>> begin Extracted material
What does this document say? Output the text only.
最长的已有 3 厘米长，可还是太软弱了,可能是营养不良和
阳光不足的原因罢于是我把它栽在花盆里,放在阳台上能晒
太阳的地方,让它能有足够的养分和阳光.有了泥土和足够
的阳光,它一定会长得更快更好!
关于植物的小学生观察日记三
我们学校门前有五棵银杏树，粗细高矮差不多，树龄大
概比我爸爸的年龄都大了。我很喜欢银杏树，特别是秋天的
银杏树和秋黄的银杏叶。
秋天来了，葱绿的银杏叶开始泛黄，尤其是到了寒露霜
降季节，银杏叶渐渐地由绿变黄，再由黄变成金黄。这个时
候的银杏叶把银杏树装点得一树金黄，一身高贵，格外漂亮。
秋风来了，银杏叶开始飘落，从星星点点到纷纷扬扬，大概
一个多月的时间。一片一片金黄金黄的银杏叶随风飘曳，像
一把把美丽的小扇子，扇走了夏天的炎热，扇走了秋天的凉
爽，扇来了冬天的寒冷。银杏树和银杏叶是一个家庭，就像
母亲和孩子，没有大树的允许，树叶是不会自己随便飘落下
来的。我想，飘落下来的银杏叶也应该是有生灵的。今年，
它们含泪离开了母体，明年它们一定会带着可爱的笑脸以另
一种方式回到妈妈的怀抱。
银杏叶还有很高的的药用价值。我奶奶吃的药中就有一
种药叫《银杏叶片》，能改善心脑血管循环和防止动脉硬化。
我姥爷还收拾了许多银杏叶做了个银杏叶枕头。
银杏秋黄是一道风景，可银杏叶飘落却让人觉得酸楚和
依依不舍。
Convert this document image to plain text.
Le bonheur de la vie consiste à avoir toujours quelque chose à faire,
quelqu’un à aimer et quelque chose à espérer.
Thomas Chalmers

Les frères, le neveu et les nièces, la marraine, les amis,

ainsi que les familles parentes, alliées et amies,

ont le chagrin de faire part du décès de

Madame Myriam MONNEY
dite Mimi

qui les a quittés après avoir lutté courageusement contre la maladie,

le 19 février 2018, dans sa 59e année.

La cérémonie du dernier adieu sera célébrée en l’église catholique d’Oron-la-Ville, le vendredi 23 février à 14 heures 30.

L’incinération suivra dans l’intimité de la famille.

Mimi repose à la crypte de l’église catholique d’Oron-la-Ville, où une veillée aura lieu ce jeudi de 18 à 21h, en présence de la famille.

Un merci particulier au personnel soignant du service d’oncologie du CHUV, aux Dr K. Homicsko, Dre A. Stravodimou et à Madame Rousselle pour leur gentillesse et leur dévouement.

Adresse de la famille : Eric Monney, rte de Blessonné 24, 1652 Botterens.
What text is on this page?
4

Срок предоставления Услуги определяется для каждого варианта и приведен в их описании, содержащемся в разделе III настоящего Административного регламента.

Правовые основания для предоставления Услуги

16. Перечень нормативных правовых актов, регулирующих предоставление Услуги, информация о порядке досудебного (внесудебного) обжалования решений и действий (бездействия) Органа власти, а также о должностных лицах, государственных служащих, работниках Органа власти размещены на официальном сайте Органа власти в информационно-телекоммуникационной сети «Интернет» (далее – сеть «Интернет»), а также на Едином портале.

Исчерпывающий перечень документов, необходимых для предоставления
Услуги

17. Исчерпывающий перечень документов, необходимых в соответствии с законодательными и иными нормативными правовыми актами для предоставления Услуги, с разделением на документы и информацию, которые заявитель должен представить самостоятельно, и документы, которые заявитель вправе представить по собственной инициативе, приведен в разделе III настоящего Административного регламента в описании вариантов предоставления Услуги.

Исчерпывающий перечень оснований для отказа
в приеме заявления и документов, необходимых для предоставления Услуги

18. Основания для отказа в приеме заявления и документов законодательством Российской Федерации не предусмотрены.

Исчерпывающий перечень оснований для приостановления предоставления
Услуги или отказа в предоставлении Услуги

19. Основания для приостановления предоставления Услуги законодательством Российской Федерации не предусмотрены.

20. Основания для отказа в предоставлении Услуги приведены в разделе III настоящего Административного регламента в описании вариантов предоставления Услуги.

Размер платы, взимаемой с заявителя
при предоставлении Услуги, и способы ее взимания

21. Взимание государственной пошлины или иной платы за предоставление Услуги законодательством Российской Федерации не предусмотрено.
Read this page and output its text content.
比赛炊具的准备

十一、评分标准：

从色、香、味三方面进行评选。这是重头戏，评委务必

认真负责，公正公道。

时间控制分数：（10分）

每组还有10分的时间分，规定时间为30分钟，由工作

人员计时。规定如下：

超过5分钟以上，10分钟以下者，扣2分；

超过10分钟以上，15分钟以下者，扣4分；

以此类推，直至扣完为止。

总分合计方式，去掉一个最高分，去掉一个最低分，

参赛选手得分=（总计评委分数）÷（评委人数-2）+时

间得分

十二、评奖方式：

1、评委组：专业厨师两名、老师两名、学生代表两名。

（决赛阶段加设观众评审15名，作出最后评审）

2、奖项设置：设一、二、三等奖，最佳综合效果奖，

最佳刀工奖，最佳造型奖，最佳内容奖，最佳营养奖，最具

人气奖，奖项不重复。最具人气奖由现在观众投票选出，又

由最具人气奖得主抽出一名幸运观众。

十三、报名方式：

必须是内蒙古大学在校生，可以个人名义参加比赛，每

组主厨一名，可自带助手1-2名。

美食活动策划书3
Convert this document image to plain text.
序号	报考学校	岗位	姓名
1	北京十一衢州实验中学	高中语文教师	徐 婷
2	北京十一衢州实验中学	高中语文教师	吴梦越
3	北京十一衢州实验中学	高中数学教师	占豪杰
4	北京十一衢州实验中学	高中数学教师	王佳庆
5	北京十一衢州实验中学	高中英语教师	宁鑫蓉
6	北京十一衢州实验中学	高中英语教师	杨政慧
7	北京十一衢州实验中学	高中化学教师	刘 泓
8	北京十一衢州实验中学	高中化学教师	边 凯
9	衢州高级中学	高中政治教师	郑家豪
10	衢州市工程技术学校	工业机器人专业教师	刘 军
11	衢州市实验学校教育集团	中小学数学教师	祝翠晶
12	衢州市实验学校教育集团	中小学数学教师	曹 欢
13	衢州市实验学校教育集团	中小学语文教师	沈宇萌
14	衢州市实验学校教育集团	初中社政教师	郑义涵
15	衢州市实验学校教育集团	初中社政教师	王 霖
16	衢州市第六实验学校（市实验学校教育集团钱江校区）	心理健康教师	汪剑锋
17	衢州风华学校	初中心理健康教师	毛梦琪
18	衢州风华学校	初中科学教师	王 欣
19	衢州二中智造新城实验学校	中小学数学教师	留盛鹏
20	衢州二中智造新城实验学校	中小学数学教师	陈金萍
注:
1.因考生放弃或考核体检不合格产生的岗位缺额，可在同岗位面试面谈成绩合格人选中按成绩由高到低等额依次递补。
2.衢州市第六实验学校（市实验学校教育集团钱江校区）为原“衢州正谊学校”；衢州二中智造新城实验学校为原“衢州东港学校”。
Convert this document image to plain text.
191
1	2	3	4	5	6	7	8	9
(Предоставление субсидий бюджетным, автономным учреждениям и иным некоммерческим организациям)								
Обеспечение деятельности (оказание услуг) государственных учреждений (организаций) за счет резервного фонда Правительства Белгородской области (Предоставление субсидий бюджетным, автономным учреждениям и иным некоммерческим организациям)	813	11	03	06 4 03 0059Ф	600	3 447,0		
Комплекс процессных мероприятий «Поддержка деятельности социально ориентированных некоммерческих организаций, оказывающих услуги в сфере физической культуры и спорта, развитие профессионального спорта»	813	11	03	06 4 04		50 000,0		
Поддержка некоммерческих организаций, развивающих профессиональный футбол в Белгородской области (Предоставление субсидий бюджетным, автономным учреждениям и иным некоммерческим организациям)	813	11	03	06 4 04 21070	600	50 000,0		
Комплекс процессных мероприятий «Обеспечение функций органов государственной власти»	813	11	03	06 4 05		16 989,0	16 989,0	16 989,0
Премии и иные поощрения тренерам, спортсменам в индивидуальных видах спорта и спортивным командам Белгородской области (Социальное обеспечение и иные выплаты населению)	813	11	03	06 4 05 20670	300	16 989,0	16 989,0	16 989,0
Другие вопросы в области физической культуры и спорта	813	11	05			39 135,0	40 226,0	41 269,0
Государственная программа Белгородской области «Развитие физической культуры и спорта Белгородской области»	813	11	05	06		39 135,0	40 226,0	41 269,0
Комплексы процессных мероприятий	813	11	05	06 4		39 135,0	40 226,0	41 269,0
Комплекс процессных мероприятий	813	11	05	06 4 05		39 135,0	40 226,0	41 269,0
>> end Extracted material
Where a line holds "государственной", copy it out.

Written answer:
21. Взимание государственной пошлины или иной платы за предоставление Услуги законодательством Российской Федерации не предусмотрено.
Комплекс процессных мероприятий «Обеспечение функций органов государственной власти»	813	11	03	06 4 05		16 989,0	16 989,0	16 989,0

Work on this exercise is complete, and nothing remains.